* begin *

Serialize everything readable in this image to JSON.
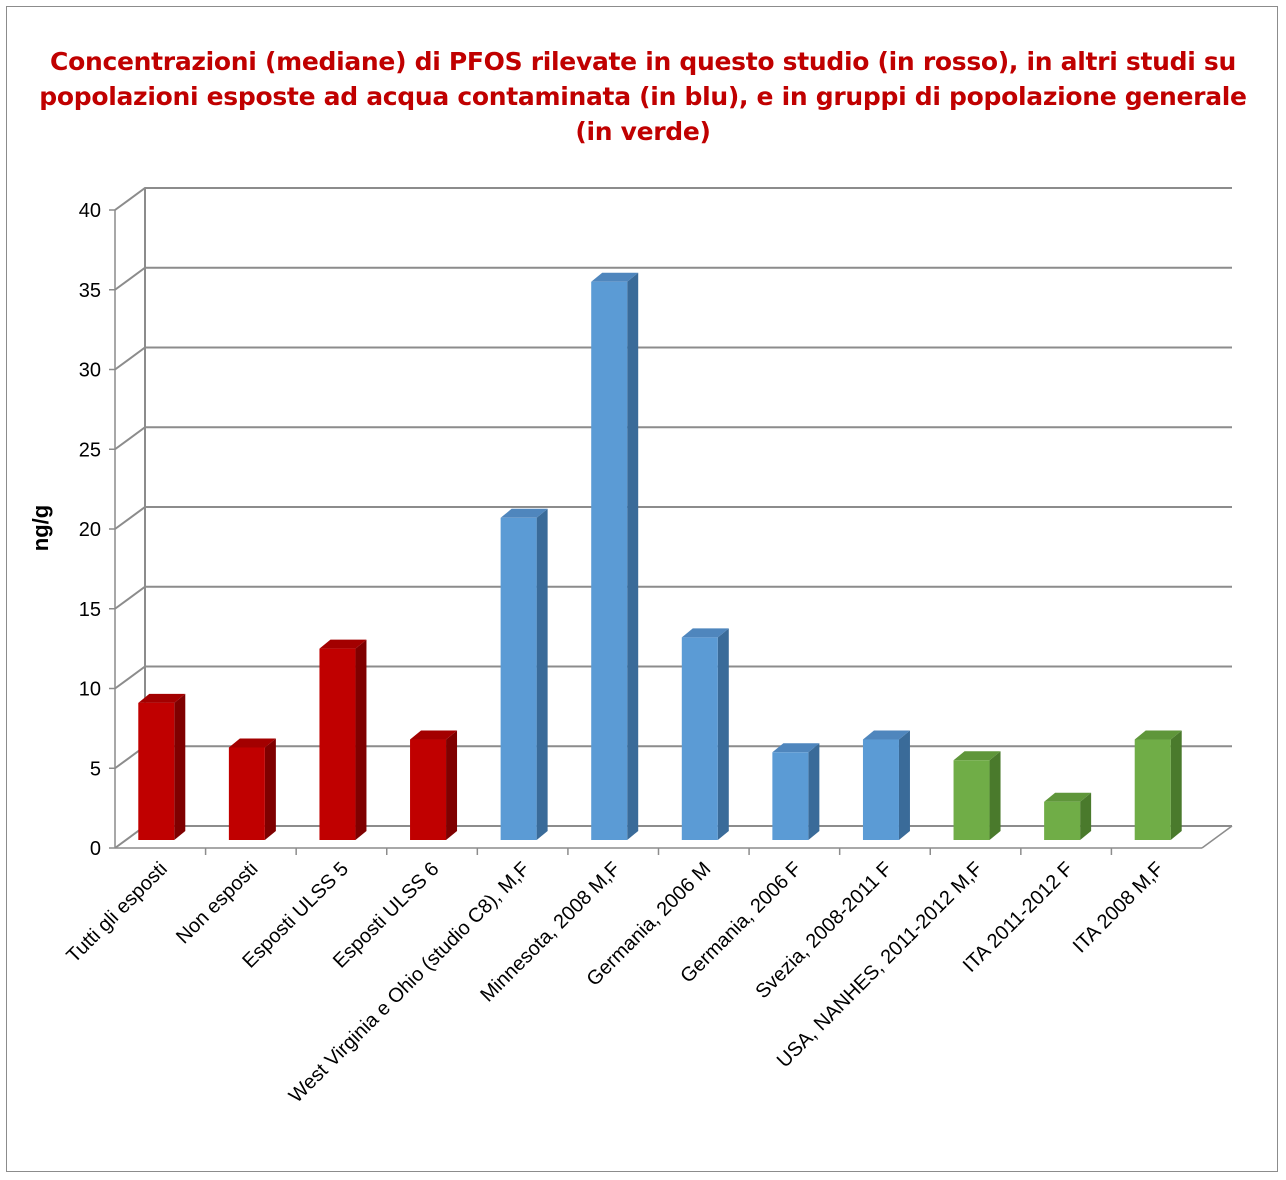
{
  "chart_data": {
    "type": "bar",
    "title": "Concentrazioni (mediane) di PFOS rilevate in questo studio (in rosso), in altri studi su popolazioni esposte ad acqua contaminata (in blu), e in gruppi di popolazione generale (in verde)",
    "xlabel": "",
    "ylabel": "ng/g",
    "ylim": [
      0,
      40
    ],
    "yticks": [
      0,
      5,
      10,
      15,
      20,
      25,
      30,
      35,
      40
    ],
    "grid": true,
    "categories": [
      "Tutti gli esposti",
      "Non esposti",
      "Esposti ULSS 5",
      "Esposti ULSS 6",
      "West Virginia e Ohio (studio C8), M,F",
      "Minnesota, 2008 M,F",
      "Germania, 2006 M",
      "Germania, 2006 F",
      "Svezia, 2008-2011 F",
      "USA, NANHES, 2011-2012 M,F",
      "ITA 2011-2012 F",
      "ITA 2008 M,F"
    ],
    "values": [
      8.6,
      5.8,
      12.0,
      6.3,
      20.2,
      35.0,
      12.7,
      5.5,
      6.3,
      5.0,
      2.4,
      6.3
    ],
    "colors": [
      "#c00000",
      "#c00000",
      "#c00000",
      "#c00000",
      "#5b9bd5",
      "#5b9bd5",
      "#5b9bd5",
      "#5b9bd5",
      "#5b9bd5",
      "#70ad47",
      "#70ad47",
      "#70ad47"
    ],
    "dark_colors": [
      "#7f0000",
      "#7f0000",
      "#7f0000",
      "#7f0000",
      "#3a6b99",
      "#3a6b99",
      "#3a6b99",
      "#3a6b99",
      "#3a6b99",
      "#4a7a2c",
      "#4a7a2c",
      "#4a7a2c"
    ],
    "top_colors": [
      "#a30000",
      "#a30000",
      "#a30000",
      "#a30000",
      "#4f86bd",
      "#4f86bd",
      "#4f86bd",
      "#4f86bd",
      "#4f86bd",
      "#5f963a",
      "#5f963a",
      "#5f963a"
    ],
    "group_legend": {
      "red": "questo studio",
      "blue": "altri studi su popolazioni esposte ad acqua contaminata",
      "green": "gruppi di popolazione generale"
    }
  }
}
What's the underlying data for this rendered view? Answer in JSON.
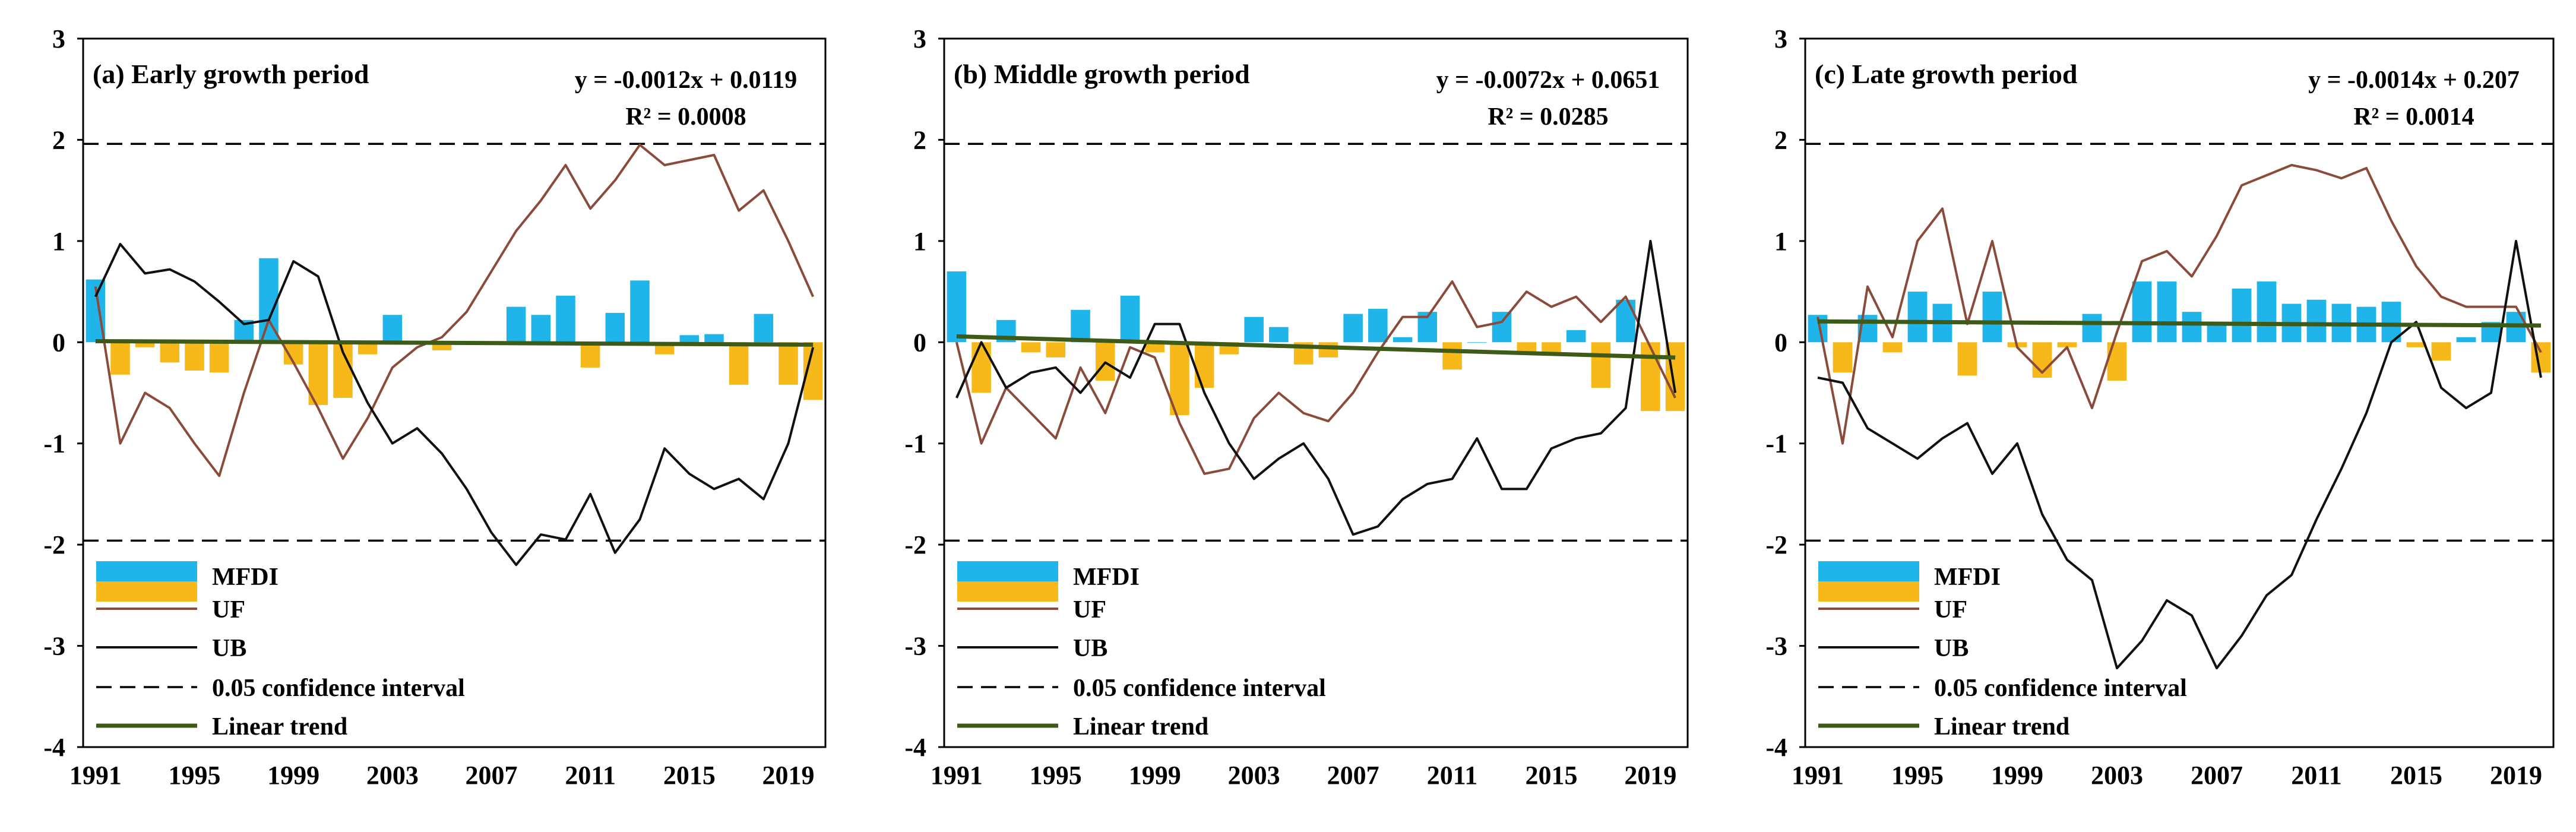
{
  "figure": {
    "legend_labels": {
      "mfdi": "MFDI",
      "uf": "UF",
      "ub": "UB",
      "ci": "0.05 confidence interval",
      "trend": "Linear trend"
    },
    "colors": {
      "mfdi_pos": "#1fb4ea",
      "mfdi_neg": "#f7b81a",
      "uf": "#8b4b3a",
      "ub": "#111111",
      "ci": "#000000",
      "trend": "#3d5a18"
    }
  },
  "chart_data": [
    {
      "type": "bar+line",
      "title": "(a) Early growth period",
      "equation": "y = -0.0012x + 0.0119",
      "r2": "R² = 0.0008",
      "x_range": [
        1991,
        2020
      ],
      "x_ticks": [
        1991,
        1995,
        1999,
        2003,
        2007,
        2011,
        2015,
        2019
      ],
      "y_ticks": [
        3,
        2,
        1,
        0,
        -1,
        -2,
        -3,
        -4
      ],
      "ylim": [
        -4,
        3
      ],
      "confidence_interval": [
        1.96,
        -1.96
      ],
      "trend": {
        "slope": -0.0012,
        "intercept": 0.0119
      },
      "years": [
        1991,
        1992,
        1993,
        1994,
        1995,
        1996,
        1997,
        1998,
        1999,
        2000,
        2001,
        2002,
        2003,
        2004,
        2005,
        2006,
        2007,
        2008,
        2009,
        2010,
        2011,
        2012,
        2013,
        2014,
        2015,
        2016,
        2017,
        2018,
        2019,
        2020
      ],
      "series": [
        {
          "name": "MFDI",
          "type": "bar",
          "values": [
            0.62,
            -0.32,
            -0.05,
            -0.2,
            -0.28,
            -0.3,
            0.22,
            0.83,
            -0.22,
            -0.62,
            -0.55,
            -0.12,
            0.27,
            -0.02,
            -0.08,
            -0.02,
            0.0,
            0.35,
            0.27,
            0.46,
            -0.25,
            0.29,
            0.61,
            -0.12,
            0.07,
            0.08,
            -0.42,
            0.28,
            -0.42,
            -0.57
          ]
        },
        {
          "name": "UF",
          "type": "line",
          "values": [
            0.55,
            -1.0,
            -0.5,
            -0.65,
            -1.0,
            -1.32,
            -0.5,
            0.22,
            -0.2,
            -0.65,
            -1.15,
            -0.75,
            -0.25,
            -0.05,
            0.05,
            0.3,
            0.7,
            1.1,
            1.4,
            1.75,
            1.32,
            1.6,
            1.95,
            1.75,
            1.8,
            1.85,
            1.3,
            1.5,
            1.0,
            0.45
          ]
        },
        {
          "name": "UB",
          "type": "line",
          "values": [
            0.45,
            0.97,
            0.68,
            0.72,
            0.6,
            0.4,
            0.18,
            0.22,
            0.8,
            0.65,
            -0.1,
            -0.6,
            -1.0,
            -0.85,
            -1.1,
            -1.45,
            -1.88,
            -2.2,
            -1.9,
            -1.95,
            -1.5,
            -2.08,
            -1.75,
            -1.05,
            -1.3,
            -1.45,
            -1.35,
            -1.55,
            -1.0,
            -0.05
          ]
        }
      ]
    },
    {
      "type": "bar+line",
      "title": "(b) Middle growth period",
      "equation": "y = -0.0072x + 0.0651",
      "r2": "R² = 0.0285",
      "x_range": [
        1991,
        2020
      ],
      "x_ticks": [
        1991,
        1995,
        1999,
        2003,
        2007,
        2011,
        2015,
        2019
      ],
      "y_ticks": [
        3,
        2,
        1,
        0,
        -1,
        -2,
        -3,
        -4
      ],
      "ylim": [
        -4,
        3
      ],
      "confidence_interval": [
        1.96,
        -1.96
      ],
      "trend": {
        "slope": -0.0072,
        "intercept": 0.0651
      },
      "years": [
        1991,
        1992,
        1993,
        1994,
        1995,
        1996,
        1997,
        1998,
        1999,
        2000,
        2001,
        2002,
        2003,
        2004,
        2005,
        2006,
        2007,
        2008,
        2009,
        2010,
        2011,
        2012,
        2013,
        2014,
        2015,
        2016,
        2017,
        2018,
        2019,
        2020
      ],
      "series": [
        {
          "name": "MFDI",
          "type": "bar",
          "values": [
            0.7,
            -0.5,
            0.22,
            -0.1,
            -0.15,
            0.32,
            -0.38,
            0.46,
            -0.1,
            -0.72,
            -0.45,
            -0.12,
            0.25,
            0.15,
            -0.22,
            -0.15,
            0.28,
            0.33,
            0.05,
            0.3,
            -0.27,
            0.0,
            0.3,
            -0.12,
            -0.12,
            0.12,
            -0.45,
            0.42,
            -0.68,
            -0.68
          ]
        },
        {
          "name": "UF",
          "type": "line",
          "values": [
            0.0,
            -1.0,
            -0.45,
            -0.7,
            -0.95,
            -0.25,
            -0.7,
            -0.05,
            -0.15,
            -0.8,
            -1.3,
            -1.25,
            -0.75,
            -0.5,
            -0.7,
            -0.78,
            -0.5,
            -0.1,
            0.25,
            0.25,
            0.6,
            0.15,
            0.2,
            0.5,
            0.35,
            0.45,
            0.2,
            0.45,
            -0.05,
            -0.55
          ]
        },
        {
          "name": "UB",
          "type": "line",
          "values": [
            -0.55,
            0.0,
            -0.45,
            -0.3,
            -0.25,
            -0.5,
            -0.2,
            -0.35,
            0.18,
            0.18,
            -0.5,
            -1.0,
            -1.35,
            -1.15,
            -1.0,
            -1.35,
            -1.9,
            -1.82,
            -1.55,
            -1.4,
            -1.35,
            -0.95,
            -1.45,
            -1.45,
            -1.05,
            -0.95,
            -0.9,
            -0.65,
            1.0,
            -0.5
          ]
        }
      ]
    },
    {
      "type": "bar+line",
      "title": "(c) Late growth period",
      "equation": "y = -0.0014x + 0.207",
      "r2": "R² = 0.0014",
      "x_range": [
        1991,
        2020
      ],
      "x_ticks": [
        1991,
        1995,
        1999,
        2003,
        2007,
        2011,
        2015,
        2019
      ],
      "y_ticks": [
        3,
        2,
        1,
        0,
        -1,
        -2,
        -3,
        -4
      ],
      "ylim": [
        -4,
        3
      ],
      "confidence_interval": [
        1.96,
        -1.96
      ],
      "trend": {
        "slope": -0.0014,
        "intercept": 0.207
      },
      "years": [
        1991,
        1992,
        1993,
        1994,
        1995,
        1996,
        1997,
        1998,
        1999,
        2000,
        2001,
        2002,
        2003,
        2004,
        2005,
        2006,
        2007,
        2008,
        2009,
        2010,
        2011,
        2012,
        2013,
        2014,
        2015,
        2016,
        2017,
        2018,
        2019,
        2020
      ],
      "series": [
        {
          "name": "MFDI",
          "type": "bar",
          "values": [
            0.27,
            -0.3,
            0.27,
            -0.1,
            0.5,
            0.38,
            -0.33,
            0.5,
            -0.05,
            -0.35,
            -0.05,
            0.28,
            -0.38,
            0.6,
            0.6,
            0.3,
            0.2,
            0.53,
            0.6,
            0.38,
            0.42,
            0.38,
            0.35,
            0.4,
            -0.05,
            -0.18,
            0.05,
            0.2,
            0.3,
            -0.3
          ]
        },
        {
          "name": "UF",
          "type": "line",
          "values": [
            0.25,
            -1.0,
            0.55,
            0.05,
            1.0,
            1.32,
            0.18,
            1.0,
            -0.05,
            -0.3,
            -0.05,
            -0.65,
            0.1,
            0.8,
            0.9,
            0.65,
            1.05,
            1.55,
            1.65,
            1.75,
            1.7,
            1.62,
            1.72,
            1.2,
            0.75,
            0.45,
            0.35,
            0.35,
            0.35,
            -0.1
          ]
        },
        {
          "name": "UB",
          "type": "line",
          "values": [
            -0.35,
            -0.4,
            -0.85,
            -1.0,
            -1.15,
            -0.95,
            -0.8,
            -1.3,
            -1.0,
            -1.7,
            -2.15,
            -2.35,
            -3.22,
            -2.95,
            -2.55,
            -2.7,
            -3.22,
            -2.9,
            -2.5,
            -2.3,
            -1.75,
            -1.25,
            -0.7,
            0.0,
            0.2,
            -0.45,
            -0.65,
            -0.5,
            1.0,
            -0.35
          ]
        }
      ]
    }
  ]
}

* end *

* BRIEF *
Return, from the data, each line that has the word "popolazione" in it.

* PROBLEM SOLUTION *
    "title": "Concentrazioni (mediane) di PFOS rilevate in questo studio (in rosso), in altri studi su popolazioni esposte ad acqua contaminata (in blu), e in gruppi di popolazione generale (in verde)",
      "green": "gruppi di popolazione generale"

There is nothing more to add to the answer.